Exactly repeat the material, dropping only the pictures.

(Records contained in a dataset)
* * * * *
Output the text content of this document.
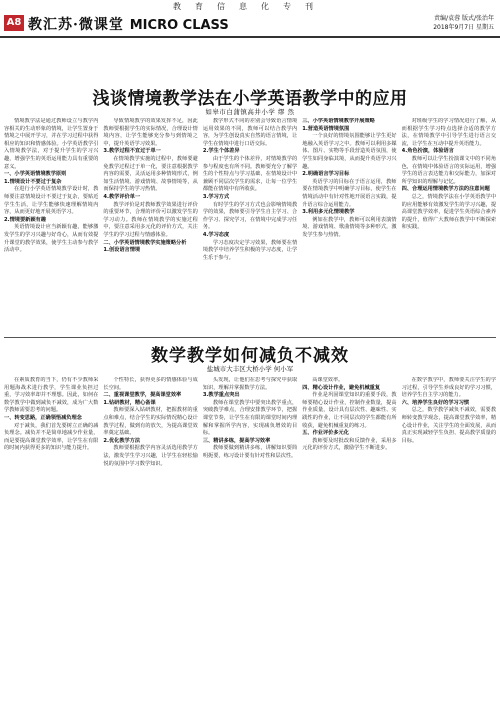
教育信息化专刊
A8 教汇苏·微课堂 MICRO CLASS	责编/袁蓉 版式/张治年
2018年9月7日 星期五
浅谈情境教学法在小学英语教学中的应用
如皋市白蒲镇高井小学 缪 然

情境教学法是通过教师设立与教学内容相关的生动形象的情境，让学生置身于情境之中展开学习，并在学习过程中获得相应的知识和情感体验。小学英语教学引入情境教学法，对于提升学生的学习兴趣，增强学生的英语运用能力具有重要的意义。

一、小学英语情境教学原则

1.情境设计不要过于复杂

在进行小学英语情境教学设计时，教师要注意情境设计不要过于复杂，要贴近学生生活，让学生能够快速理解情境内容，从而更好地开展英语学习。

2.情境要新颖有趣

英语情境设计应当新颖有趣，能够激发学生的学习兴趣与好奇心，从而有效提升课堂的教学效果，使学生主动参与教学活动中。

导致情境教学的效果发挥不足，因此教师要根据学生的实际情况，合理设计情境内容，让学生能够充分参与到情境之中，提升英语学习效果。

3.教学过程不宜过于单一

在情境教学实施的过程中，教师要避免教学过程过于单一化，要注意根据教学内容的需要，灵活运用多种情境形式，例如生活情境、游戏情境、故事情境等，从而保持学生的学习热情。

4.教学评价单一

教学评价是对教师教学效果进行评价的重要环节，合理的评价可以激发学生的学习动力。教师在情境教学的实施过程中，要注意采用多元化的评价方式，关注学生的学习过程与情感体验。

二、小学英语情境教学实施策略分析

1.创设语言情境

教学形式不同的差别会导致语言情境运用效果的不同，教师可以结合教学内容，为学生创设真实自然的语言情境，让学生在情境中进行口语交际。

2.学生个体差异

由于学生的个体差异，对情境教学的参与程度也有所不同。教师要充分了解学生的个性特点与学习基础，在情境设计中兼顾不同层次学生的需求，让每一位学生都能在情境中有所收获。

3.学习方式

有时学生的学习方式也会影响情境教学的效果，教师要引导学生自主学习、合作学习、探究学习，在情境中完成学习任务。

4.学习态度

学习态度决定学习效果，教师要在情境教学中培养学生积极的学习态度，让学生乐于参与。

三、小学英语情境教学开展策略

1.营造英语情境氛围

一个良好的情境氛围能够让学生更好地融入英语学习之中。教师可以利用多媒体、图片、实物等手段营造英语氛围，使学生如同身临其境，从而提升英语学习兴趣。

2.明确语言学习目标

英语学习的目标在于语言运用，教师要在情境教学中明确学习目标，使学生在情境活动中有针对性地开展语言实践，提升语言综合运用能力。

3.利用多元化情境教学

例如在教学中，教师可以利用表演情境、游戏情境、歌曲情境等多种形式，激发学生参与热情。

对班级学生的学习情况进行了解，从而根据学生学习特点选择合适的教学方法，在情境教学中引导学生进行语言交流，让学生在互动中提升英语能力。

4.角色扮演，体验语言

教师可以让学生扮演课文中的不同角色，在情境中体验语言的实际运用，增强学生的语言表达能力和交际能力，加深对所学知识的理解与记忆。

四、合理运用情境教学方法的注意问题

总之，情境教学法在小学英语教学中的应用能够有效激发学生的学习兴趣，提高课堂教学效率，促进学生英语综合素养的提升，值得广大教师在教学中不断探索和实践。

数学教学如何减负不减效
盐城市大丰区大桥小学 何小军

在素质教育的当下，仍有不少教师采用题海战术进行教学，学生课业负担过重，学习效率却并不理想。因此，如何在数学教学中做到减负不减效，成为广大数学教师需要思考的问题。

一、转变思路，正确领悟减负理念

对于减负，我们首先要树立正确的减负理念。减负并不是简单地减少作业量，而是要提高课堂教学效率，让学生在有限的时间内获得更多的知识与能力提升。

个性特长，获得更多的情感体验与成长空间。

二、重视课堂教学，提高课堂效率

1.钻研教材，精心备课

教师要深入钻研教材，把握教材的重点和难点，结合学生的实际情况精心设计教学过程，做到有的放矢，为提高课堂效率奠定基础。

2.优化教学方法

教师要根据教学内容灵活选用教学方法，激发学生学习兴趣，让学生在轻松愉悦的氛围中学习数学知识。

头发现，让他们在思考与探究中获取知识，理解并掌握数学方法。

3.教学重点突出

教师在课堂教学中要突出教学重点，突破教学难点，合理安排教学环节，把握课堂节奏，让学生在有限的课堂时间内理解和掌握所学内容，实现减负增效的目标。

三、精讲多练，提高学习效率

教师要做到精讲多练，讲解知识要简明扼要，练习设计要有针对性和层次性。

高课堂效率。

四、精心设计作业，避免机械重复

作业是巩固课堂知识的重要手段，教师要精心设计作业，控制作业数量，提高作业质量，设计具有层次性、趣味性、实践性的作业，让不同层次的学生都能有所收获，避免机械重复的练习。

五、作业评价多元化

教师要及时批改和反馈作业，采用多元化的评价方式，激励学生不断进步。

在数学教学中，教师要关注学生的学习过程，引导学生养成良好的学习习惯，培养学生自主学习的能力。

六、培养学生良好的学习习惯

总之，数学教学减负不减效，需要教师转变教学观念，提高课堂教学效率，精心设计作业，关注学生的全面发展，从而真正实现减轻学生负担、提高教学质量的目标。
* * * * *
Result of the task ▸
Output the text content of this document.
教育信息化专刊
A8 教汇苏·微课堂 MICRO CLASS	责编/袁蓉 版式/张治年
2018年9月7日 星期五
浅谈情境教学法在小学英语教学中的应用
如皋市白蒲镇高井小学 缪 然

情境教学法是通过教师设立与教学内容相关的生动形象的情境，让学生置身于情境之中展开学习，并在学习过程中获得相应的知识和情感体验。小学英语教学引入情境教学法，对于提升学生的学习兴趣，增强学生的英语运用能力具有重要的意义。

一、小学英语情境教学原则

1.情境设计不要过于复杂

在进行小学英语情境教学设计时，教师要注意情境设计不要过于复杂，要贴近学生生活，让学生能够快速理解情境内容，从而更好地开展英语学习。

2.情境要新颖有趣

英语情境设计应当新颖有趣，能够激发学生的学习兴趣与好奇心，从而有效提升课堂的教学效果，使学生主动参与教学活动中。

导致情境教学的效果发挥不足，因此教师要根据学生的实际情况，合理设计情境内容，让学生能够充分参与到情境之中，提升英语学习效果。

3.教学过程不宜过于单一

在情境教学实施的过程中，教师要避免教学过程过于单一化，要注意根据教学内容的需要，灵活运用多种情境形式，例如生活情境、游戏情境、故事情境等，从而保持学生的学习热情。

4.教学评价单一

教学评价是对教师教学效果进行评价的重要环节，合理的评价可以激发学生的学习动力。教师在情境教学的实施过程中，要注意采用多元化的评价方式，关注学生的学习过程与情感体验。

二、小学英语情境教学实施策略分析

1.创设语言情境

教学形式不同的差别会导致语言情境运用效果的不同，教师可以结合教学内容，为学生创设真实自然的语言情境，让学生在情境中进行口语交际。

2.学生个体差异

由于学生的个体差异，对情境教学的参与程度也有所不同。教师要充分了解学生的个性特点与学习基础，在情境设计中兼顾不同层次学生的需求，让每一位学生都能在情境中有所收获。

3.学习方式

有时学生的学习方式也会影响情境教学的效果，教师要引导学生自主学习、合作学习、探究学习，在情境中完成学习任务。

4.学习态度

学习态度决定学习效果，教师要在情境教学中培养学生积极的学习态度，让学生乐于参与。

三、小学英语情境教学开展策略

1.营造英语情境氛围

一个良好的情境氛围能够让学生更好地融入英语学习之中。教师可以利用多媒体、图片、实物等手段营造英语氛围，使学生如同身临其境，从而提升英语学习兴趣。

2.明确语言学习目标

英语学习的目标在于语言运用，教师要在情境教学中明确学习目标，使学生在情境活动中有针对性地开展语言实践，提升语言综合运用能力。

3.利用多元化情境教学

例如在教学中，教师可以利用表演情境、游戏情境、歌曲情境等多种形式，激发学生参与热情。

对班级学生的学习情况进行了解，从而根据学生学习特点选择合适的教学方法，在情境教学中引导学生进行语言交流，让学生在互动中提升英语能力。

4.角色扮演，体验语言

教师可以让学生扮演课文中的不同角色，在情境中体验语言的实际运用，增强学生的语言表达能力和交际能力，加深对所学知识的理解与记忆。

四、合理运用情境教学方法的注意问题

总之，情境教学法在小学英语教学中的应用能够有效激发学生的学习兴趣，提高课堂教学效率，促进学生英语综合素养的提升，值得广大教师在教学中不断探索和实践。

数学教学如何减负不减效
盐城市大丰区大桥小学 何小军

在素质教育的当下，仍有不少教师采用题海战术进行教学，学生课业负担过重，学习效率却并不理想。因此，如何在数学教学中做到减负不减效，成为广大数学教师需要思考的问题。

一、转变思路，正确领悟减负理念

对于减负，我们首先要树立正确的减负理念。减负并不是简单地减少作业量，而是要提高课堂教学效率，让学生在有限的时间内获得更多的知识与能力提升。

个性特长，获得更多的情感体验与成长空间。

二、重视课堂教学，提高课堂效率

1.钻研教材，精心备课

教师要深入钻研教材，把握教材的重点和难点，结合学生的实际情况精心设计教学过程，做到有的放矢，为提高课堂效率奠定基础。

2.优化教学方法

教师要根据教学内容灵活选用教学方法，激发学生学习兴趣，让学生在轻松愉悦的氛围中学习数学知识。

头发现，让他们在思考与探究中获取知识，理解并掌握数学方法。

3.教学重点突出

教师在课堂教学中要突出教学重点，突破教学难点，合理安排教学环节，把握课堂节奏，让学生在有限的课堂时间内理解和掌握所学内容，实现减负增效的目标。

三、精讲多练，提高学习效率

教师要做到精讲多练，讲解知识要简明扼要，练习设计要有针对性和层次性。

高课堂效率。

四、精心设计作业，避免机械重复

作业是巩固课堂知识的重要手段，教师要精心设计作业，控制作业数量，提高作业质量，设计具有层次性、趣味性、实践性的作业，让不同层次的学生都能有所收获，避免机械重复的练习。

五、作业评价多元化

教师要及时批改和反馈作业，采用多元化的评价方式，激励学生不断进步。

在数学教学中，教师要关注学生的学习过程，引导学生养成良好的学习习惯，培养学生自主学习的能力。

六、培养学生良好的学习习惯

总之，数学教学减负不减效，需要教师转变教学观念，提高课堂教学效率，精心设计作业，关注学生的全面发展，从而真正实现减轻学生负担、提高教学质量的目标。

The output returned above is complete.